(Source records)
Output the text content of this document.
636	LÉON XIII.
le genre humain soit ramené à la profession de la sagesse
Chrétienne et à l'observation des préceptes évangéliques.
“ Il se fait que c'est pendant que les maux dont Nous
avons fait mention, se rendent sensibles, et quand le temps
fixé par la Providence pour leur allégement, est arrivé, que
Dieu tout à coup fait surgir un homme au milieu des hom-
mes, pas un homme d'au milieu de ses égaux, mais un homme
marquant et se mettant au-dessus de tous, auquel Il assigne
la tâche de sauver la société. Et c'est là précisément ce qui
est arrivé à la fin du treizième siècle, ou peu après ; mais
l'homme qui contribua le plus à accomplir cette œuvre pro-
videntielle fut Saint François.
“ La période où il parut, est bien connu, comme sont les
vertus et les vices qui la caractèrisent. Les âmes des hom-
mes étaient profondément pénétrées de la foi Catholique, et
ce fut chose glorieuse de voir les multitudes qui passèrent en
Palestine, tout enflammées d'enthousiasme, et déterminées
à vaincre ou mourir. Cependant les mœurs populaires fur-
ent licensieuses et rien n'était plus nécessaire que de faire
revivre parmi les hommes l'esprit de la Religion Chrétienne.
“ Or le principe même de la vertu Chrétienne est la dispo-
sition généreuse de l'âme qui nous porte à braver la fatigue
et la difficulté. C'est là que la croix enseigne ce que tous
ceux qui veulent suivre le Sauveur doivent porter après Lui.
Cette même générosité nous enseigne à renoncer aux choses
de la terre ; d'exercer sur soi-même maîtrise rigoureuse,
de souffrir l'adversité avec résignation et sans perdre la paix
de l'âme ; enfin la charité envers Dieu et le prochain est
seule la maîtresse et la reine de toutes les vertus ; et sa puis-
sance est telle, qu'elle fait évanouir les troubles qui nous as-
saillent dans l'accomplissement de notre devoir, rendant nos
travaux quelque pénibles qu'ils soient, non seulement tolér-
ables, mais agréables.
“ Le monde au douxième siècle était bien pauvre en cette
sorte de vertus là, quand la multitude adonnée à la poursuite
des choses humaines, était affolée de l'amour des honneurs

Problem statement: Transcribe the data above in full, exactly.

Response to this exercise:
Output the text content of this document.
636	LÉON XIII.
le genre humain soit ramené à la profession de la sagesse
Chrétienne et à l'observation des préceptes évangéliques.
“ Il se fait que c'est pendant que les maux dont Nous
avons fait mention, se rendent sensibles, et quand le temps
fixé par la Providence pour leur allégement, est arrivé, que
Dieu tout à coup fait surgir un homme au milieu des hom-
mes, pas un homme d'au milieu de ses égaux, mais un homme
marquant et se mettant au-dessus de tous, auquel Il assigne
la tâche de sauver la société. Et c'est là précisément ce qui
est arrivé à la fin du treizième siècle, ou peu après ; mais
l'homme qui contribua le plus à accomplir cette œuvre pro-
videntielle fut Saint François.
“ La période où il parut, est bien connu, comme sont les
vertus et les vices qui la caractèrisent. Les âmes des hom-
mes étaient profondément pénétrées de la foi Catholique, et
ce fut chose glorieuse de voir les multitudes qui passèrent en
Palestine, tout enflammées d'enthousiasme, et déterminées
à vaincre ou mourir. Cependant les mœurs populaires fur-
ent licensieuses et rien n'était plus nécessaire que de faire
revivre parmi les hommes l'esprit de la Religion Chrétienne.
“ Or le principe même de la vertu Chrétienne est la dispo-
sition généreuse de l'âme qui nous porte à braver la fatigue
et la difficulté. C'est là que la croix enseigne ce que tous
ceux qui veulent suivre le Sauveur doivent porter après Lui.
Cette même générosité nous enseigne à renoncer aux choses
de la terre ; d'exercer sur soi-même maîtrise rigoureuse,
de souffrir l'adversité avec résignation et sans perdre la paix
de l'âme ; enfin la charité envers Dieu et le prochain est
seule la maîtresse et la reine de toutes les vertus ; et sa puis-
sance est telle, qu'elle fait évanouir les troubles qui nous as-
saillent dans l'accomplissement de notre devoir, rendant nos
travaux quelque pénibles qu'ils soient, non seulement tolér-
ables, mais agréables.
“ Le monde au douxième siècle était bien pauvre en cette
sorte de vertus là, quand la multitude adonnée à la poursuite
des choses humaines, était affolée de l'amour des honneurs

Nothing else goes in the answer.